### GOAL OF THE EXERCISE
Report only how many lines below include "reverse".

### DATA FOR ANALYSIS
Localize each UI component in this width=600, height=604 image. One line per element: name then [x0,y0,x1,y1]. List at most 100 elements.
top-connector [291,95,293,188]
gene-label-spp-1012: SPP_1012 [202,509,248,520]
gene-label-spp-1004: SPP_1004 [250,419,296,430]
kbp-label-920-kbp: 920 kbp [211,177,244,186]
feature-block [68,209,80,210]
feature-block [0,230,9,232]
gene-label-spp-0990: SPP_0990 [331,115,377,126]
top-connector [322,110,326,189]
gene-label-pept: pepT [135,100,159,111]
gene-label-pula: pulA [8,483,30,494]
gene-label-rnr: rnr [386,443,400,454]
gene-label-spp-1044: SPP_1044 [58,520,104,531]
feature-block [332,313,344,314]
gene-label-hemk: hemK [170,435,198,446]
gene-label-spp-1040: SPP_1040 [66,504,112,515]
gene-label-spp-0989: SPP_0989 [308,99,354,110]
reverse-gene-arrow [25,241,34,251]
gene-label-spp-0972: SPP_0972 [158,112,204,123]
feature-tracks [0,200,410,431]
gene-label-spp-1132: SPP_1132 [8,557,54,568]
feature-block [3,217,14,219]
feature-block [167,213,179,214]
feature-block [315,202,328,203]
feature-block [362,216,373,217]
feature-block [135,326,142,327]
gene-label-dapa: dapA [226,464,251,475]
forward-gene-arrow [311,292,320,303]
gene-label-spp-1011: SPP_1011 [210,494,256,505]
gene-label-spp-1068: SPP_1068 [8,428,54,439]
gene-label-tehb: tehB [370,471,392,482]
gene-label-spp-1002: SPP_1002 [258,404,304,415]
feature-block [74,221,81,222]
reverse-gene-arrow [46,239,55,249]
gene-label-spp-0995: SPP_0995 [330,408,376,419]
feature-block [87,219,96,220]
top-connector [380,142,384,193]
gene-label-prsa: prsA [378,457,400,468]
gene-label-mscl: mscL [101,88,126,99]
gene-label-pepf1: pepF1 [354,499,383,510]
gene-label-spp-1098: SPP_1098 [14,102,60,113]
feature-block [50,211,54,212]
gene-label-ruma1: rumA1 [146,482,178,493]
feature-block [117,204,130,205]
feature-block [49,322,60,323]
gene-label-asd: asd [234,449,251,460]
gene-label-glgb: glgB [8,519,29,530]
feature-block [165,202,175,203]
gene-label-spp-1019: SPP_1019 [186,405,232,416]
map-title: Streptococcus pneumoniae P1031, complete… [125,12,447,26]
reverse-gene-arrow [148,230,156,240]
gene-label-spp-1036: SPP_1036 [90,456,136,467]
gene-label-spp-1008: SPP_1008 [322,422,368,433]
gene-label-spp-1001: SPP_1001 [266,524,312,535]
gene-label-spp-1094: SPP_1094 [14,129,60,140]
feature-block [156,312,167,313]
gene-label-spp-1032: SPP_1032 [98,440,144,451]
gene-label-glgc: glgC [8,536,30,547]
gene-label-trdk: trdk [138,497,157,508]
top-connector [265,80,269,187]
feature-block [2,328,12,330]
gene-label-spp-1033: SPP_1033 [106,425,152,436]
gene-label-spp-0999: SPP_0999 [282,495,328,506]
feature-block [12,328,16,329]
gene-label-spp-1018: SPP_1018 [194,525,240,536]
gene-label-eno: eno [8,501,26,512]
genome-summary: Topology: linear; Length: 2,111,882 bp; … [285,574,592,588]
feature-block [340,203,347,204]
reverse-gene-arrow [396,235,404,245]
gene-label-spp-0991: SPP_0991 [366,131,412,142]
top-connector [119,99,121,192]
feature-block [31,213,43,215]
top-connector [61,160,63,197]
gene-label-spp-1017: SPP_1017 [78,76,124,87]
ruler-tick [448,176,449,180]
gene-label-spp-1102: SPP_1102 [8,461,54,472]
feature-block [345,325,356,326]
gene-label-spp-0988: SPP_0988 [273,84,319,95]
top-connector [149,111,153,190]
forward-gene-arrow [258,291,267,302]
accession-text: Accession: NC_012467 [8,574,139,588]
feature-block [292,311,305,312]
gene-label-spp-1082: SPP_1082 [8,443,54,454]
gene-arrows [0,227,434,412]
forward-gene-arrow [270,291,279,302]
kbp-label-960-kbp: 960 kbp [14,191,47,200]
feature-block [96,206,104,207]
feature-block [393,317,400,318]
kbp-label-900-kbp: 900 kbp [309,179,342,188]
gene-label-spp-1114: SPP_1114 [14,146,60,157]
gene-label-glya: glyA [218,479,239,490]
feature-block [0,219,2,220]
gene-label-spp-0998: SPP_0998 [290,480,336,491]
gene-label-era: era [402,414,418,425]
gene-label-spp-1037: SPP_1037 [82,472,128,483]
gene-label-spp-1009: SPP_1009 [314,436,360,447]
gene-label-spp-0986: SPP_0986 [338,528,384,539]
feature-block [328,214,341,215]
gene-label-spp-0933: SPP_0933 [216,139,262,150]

### SOLUTION TO THE PROBLEM
4